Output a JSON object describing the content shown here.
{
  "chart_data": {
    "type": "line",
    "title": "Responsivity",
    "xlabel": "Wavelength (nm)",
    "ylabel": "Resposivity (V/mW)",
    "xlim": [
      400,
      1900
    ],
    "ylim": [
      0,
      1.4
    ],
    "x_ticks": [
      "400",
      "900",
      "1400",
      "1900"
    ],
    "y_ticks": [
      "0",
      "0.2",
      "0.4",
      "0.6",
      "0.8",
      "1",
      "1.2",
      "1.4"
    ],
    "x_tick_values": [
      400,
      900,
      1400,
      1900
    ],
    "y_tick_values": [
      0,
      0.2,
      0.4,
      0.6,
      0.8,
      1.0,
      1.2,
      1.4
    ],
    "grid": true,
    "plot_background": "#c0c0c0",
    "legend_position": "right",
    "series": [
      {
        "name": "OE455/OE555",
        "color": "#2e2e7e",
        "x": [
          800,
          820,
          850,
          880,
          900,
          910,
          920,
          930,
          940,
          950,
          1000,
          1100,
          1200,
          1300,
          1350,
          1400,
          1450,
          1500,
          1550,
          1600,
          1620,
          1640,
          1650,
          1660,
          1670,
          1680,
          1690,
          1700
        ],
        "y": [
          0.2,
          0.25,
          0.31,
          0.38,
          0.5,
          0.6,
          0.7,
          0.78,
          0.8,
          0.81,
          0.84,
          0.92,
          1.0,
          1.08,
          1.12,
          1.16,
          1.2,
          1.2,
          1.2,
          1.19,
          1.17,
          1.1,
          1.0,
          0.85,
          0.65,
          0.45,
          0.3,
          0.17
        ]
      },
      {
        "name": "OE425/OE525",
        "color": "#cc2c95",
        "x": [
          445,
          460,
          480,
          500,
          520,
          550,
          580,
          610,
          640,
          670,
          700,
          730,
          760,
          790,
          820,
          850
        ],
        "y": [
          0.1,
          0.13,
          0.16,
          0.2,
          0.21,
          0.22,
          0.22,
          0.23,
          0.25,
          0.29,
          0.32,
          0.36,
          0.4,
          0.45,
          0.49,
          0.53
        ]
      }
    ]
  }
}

════════════════════

#### [TASK OBJECTIVE]
Quote the data in full, keeping each word unchanged.

#### [FULL ANSWER]
Output a JSON object describing the content shown here.
{
  "chart_data": {
    "type": "line",
    "title": "Responsivity",
    "xlabel": "Wavelength (nm)",
    "ylabel": "Resposivity (V/mW)",
    "xlim": [
      400,
      1900
    ],
    "ylim": [
      0,
      1.4
    ],
    "x_ticks": [
      "400",
      "900",
      "1400",
      "1900"
    ],
    "y_ticks": [
      "0",
      "0.2",
      "0.4",
      "0.6",
      "0.8",
      "1",
      "1.2",
      "1.4"
    ],
    "x_tick_values": [
      400,
      900,
      1400,
      1900
    ],
    "y_tick_values": [
      0,
      0.2,
      0.4,
      0.6,
      0.8,
      1.0,
      1.2,
      1.4
    ],
    "grid": true,
    "plot_background": "#c0c0c0",
    "legend_position": "right",
    "series": [
      {
        "name": "OE455/OE555",
        "color": "#2e2e7e",
        "x": [
          800,
          820,
          850,
          880,
          900,
          910,
          920,
          930,
          940,
          950,
          1000,
          1100,
          1200,
          1300,
          1350,
          1400,
          1450,
          1500,
          1550,
          1600,
          1620,
          1640,
          1650,
          1660,
          1670,
          1680,
          1690,
          1700
        ],
        "y": [
          0.2,
          0.25,
          0.31,
          0.38,
          0.5,
          0.6,
          0.7,
          0.78,
          0.8,
          0.81,
          0.84,
          0.92,
          1.0,
          1.08,
          1.12,
          1.16,
          1.2,
          1.2,
          1.2,
          1.19,
          1.17,
          1.1,
          1.0,
          0.85,
          0.65,
          0.45,
          0.3,
          0.17
        ]
      },
      {
        "name": "OE425/OE525",
        "color": "#cc2c95",
        "x": [
          445,
          460,
          480,
          500,
          520,
          550,
          580,
          610,
          640,
          670,
          700,
          730,
          760,
          790,
          820,
          850
        ],
        "y": [
          0.1,
          0.13,
          0.16,
          0.2,
          0.21,
          0.22,
          0.22,
          0.23,
          0.25,
          0.29,
          0.32,
          0.36,
          0.4,
          0.45,
          0.49,
          0.53
        ]
      }
    ]
  }
}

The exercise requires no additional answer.